Entries with figure data:
------------------------------------------------------------

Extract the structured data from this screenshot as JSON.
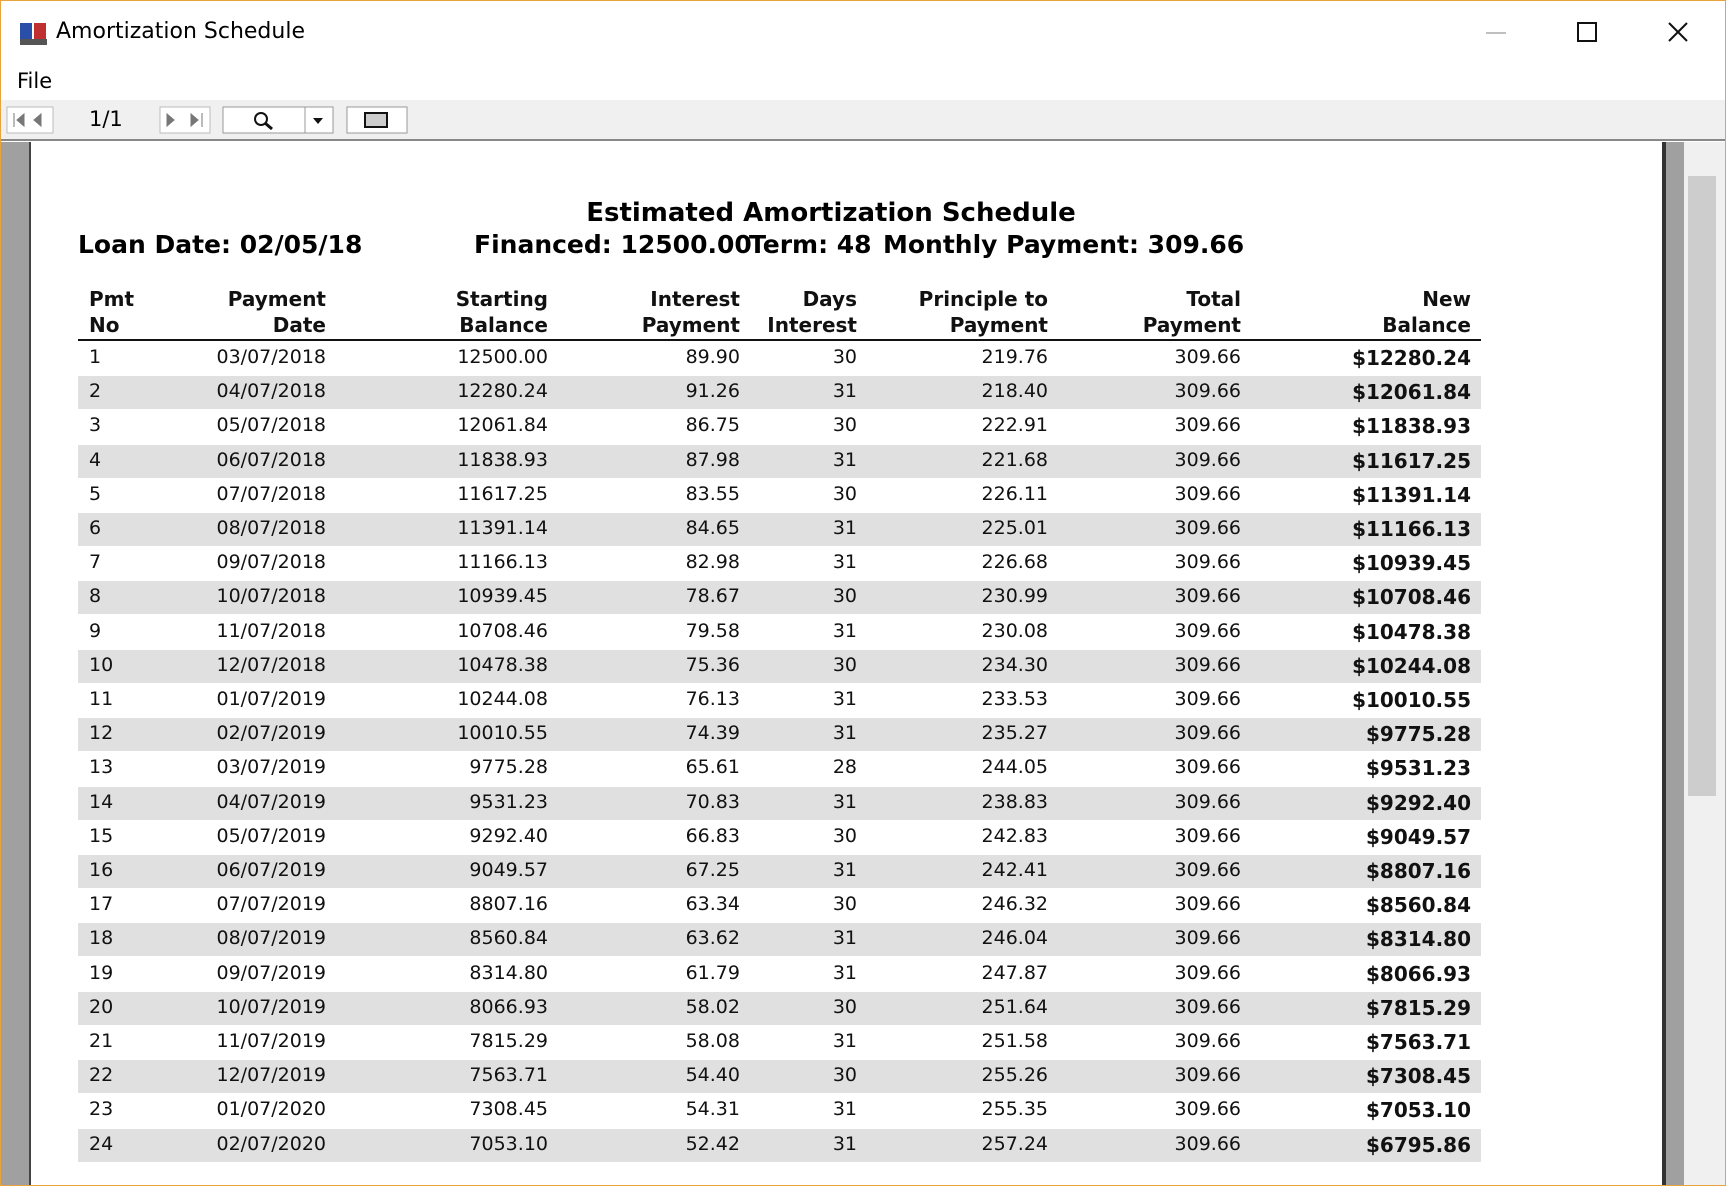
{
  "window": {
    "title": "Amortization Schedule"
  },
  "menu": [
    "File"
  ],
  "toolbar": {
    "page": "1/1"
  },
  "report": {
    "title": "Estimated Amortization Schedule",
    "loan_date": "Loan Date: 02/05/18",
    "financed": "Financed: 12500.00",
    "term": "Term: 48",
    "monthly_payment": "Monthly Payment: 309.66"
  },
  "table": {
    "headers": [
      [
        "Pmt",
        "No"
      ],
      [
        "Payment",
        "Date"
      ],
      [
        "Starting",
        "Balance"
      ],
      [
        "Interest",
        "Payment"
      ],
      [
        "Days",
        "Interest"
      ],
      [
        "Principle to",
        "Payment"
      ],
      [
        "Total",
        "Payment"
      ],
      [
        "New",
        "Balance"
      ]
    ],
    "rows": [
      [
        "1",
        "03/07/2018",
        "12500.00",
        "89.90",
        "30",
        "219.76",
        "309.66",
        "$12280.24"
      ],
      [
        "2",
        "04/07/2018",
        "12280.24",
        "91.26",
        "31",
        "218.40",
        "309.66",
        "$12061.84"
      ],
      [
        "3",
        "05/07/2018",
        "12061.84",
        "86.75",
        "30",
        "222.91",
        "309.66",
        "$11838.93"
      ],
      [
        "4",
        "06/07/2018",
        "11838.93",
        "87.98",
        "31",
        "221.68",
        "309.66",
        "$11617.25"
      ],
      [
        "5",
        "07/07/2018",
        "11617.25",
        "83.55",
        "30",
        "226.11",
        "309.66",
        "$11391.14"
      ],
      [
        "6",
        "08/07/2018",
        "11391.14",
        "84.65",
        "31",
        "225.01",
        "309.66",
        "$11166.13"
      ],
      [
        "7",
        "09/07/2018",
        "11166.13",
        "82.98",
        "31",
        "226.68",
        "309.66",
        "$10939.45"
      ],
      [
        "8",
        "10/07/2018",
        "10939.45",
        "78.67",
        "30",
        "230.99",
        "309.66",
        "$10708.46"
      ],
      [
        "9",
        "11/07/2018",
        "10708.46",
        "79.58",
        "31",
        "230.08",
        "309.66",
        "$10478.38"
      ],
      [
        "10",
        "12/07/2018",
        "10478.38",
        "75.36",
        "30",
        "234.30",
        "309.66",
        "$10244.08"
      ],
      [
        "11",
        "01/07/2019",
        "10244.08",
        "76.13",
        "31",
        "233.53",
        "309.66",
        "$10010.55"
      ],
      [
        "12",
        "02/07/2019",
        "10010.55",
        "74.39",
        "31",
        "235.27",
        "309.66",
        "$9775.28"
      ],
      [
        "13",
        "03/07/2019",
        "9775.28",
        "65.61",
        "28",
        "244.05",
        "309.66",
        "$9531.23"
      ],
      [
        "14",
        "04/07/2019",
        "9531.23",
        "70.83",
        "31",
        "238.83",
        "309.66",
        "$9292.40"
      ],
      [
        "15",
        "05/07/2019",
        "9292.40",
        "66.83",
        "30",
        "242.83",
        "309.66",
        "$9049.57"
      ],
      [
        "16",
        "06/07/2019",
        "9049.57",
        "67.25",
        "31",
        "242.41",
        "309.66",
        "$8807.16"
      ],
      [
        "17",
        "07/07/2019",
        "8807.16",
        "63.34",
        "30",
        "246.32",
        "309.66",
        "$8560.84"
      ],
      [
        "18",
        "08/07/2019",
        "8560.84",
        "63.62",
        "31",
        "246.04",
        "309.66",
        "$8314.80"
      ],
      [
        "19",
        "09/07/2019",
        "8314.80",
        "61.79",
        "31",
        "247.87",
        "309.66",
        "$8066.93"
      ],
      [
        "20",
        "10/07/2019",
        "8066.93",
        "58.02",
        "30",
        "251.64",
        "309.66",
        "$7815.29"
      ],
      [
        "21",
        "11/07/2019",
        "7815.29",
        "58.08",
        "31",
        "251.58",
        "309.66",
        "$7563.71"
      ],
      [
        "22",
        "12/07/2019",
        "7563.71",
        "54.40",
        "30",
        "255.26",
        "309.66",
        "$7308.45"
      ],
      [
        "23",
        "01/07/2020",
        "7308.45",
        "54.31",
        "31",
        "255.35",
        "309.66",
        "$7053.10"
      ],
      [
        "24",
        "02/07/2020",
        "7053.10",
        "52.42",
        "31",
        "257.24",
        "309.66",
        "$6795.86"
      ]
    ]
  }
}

------------------------------------------------------------

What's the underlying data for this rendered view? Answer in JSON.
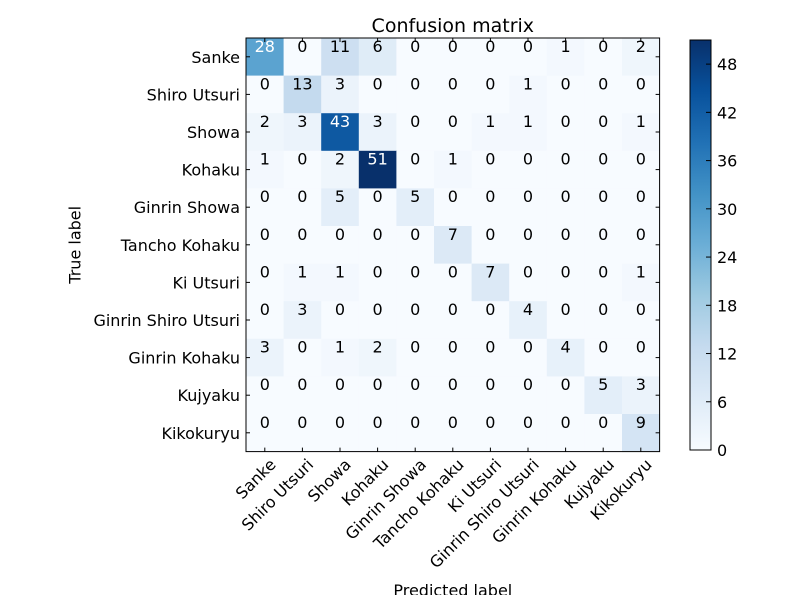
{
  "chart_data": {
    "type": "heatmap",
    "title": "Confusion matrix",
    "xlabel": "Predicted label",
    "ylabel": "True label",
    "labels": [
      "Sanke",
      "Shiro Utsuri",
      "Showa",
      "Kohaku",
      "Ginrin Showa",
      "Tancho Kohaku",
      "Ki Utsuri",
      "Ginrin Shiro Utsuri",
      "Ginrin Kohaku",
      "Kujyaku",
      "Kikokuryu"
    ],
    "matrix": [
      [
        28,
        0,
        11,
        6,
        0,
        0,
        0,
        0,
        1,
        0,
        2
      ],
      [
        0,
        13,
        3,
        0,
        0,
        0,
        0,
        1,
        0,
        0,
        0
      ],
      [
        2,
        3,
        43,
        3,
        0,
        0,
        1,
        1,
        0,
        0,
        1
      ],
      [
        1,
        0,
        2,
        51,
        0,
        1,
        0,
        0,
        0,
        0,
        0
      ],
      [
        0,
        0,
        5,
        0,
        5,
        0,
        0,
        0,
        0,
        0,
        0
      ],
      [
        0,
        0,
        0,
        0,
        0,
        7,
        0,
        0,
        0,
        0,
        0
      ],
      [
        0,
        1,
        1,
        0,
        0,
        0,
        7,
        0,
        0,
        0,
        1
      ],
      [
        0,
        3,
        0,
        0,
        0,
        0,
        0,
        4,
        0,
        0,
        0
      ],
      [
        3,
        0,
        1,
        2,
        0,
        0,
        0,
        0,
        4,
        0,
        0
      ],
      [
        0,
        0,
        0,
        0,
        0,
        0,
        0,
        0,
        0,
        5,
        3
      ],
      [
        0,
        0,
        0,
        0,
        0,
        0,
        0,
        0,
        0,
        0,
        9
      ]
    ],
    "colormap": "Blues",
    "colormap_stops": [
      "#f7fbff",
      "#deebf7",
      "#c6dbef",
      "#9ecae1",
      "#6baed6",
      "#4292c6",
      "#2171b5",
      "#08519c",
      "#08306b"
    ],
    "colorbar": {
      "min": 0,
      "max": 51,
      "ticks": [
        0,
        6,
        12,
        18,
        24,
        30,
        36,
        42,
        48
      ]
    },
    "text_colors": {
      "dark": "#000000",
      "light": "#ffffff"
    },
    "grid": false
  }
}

------------------------------------------------------------

- [Given task]:
Check each line of the records for the word "title", and show the lines that contain it.

- [Finished answer]:
    "title": "Amortization Schedule"
    "title": "Estimated Amortization Schedule",
    "title": "Confusion matrix",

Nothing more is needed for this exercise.